_STATED TASK_
Locate all lines in the data below that hold "terms" and show them.

_STORED ROWS_

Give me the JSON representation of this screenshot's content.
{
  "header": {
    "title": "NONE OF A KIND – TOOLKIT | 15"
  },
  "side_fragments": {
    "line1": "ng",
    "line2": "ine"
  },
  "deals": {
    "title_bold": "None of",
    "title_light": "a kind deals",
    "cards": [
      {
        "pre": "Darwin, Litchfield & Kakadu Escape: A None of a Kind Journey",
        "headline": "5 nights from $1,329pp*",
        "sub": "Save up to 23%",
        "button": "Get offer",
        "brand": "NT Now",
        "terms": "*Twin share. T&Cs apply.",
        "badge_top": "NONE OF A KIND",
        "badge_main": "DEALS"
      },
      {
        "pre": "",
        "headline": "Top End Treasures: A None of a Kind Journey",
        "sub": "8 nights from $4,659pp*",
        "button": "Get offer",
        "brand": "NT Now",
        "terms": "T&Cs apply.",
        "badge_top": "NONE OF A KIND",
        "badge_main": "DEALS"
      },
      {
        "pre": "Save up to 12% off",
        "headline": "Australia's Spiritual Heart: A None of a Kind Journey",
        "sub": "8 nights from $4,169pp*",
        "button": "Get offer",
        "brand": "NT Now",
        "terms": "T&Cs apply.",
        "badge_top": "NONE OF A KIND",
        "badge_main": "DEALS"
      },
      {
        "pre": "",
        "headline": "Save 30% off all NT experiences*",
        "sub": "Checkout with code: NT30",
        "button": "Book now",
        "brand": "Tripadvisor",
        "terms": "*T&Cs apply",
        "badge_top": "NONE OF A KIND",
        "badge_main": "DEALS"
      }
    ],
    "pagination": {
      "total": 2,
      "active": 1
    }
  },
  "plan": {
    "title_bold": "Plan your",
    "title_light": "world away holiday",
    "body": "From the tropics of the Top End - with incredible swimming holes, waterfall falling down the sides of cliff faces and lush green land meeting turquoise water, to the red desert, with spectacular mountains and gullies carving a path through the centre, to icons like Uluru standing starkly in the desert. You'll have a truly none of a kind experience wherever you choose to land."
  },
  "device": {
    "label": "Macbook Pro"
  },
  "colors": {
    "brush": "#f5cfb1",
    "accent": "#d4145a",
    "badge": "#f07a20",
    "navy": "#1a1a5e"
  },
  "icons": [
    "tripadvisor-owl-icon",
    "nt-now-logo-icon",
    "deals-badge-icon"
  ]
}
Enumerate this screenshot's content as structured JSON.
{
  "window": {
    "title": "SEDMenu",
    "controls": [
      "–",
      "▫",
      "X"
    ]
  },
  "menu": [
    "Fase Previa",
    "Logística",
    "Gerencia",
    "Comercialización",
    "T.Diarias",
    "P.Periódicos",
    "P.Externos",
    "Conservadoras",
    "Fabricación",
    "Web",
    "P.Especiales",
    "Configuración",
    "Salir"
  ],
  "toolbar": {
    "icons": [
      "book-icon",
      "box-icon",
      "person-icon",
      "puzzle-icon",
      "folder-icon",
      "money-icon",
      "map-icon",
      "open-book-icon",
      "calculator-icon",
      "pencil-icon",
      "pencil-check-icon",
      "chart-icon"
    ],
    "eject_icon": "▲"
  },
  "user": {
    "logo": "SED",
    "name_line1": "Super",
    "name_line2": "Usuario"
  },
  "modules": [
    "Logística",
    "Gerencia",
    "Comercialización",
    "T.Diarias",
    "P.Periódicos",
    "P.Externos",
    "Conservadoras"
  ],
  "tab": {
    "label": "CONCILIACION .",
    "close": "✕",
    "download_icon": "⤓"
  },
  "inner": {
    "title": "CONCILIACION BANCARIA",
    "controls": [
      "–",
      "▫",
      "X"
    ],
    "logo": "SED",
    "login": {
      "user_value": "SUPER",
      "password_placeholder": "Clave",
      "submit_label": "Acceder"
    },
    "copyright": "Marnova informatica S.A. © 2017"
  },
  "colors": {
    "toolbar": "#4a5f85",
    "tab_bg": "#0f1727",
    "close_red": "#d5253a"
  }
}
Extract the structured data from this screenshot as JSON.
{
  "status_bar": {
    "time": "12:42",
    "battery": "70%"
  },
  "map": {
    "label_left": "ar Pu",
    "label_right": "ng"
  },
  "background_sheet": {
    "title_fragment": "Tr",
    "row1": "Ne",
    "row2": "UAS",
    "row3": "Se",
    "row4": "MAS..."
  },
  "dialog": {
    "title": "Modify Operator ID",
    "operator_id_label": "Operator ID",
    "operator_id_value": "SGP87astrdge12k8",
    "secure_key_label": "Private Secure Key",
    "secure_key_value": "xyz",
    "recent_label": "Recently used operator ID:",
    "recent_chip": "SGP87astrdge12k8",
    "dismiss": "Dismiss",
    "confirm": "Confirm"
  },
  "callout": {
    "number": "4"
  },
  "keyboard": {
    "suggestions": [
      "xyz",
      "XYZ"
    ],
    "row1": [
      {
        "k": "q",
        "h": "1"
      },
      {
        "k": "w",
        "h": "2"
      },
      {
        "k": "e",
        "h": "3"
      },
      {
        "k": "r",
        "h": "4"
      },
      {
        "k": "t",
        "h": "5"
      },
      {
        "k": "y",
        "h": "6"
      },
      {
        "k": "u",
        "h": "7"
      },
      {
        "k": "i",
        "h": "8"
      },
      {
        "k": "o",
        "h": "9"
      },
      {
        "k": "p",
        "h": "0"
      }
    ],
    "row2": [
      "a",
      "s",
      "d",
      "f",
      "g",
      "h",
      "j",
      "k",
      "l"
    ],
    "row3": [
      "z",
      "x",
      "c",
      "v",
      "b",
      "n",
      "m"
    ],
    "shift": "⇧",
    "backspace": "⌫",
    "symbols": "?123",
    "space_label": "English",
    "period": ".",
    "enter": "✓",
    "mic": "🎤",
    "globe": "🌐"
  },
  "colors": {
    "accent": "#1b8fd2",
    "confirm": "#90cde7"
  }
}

_THE REPLY_
        "terms": "*Twin share. T&Cs apply.",
        "terms": "T&Cs apply.",
        "terms": "T&Cs apply.",
        "terms": "*T&Cs apply",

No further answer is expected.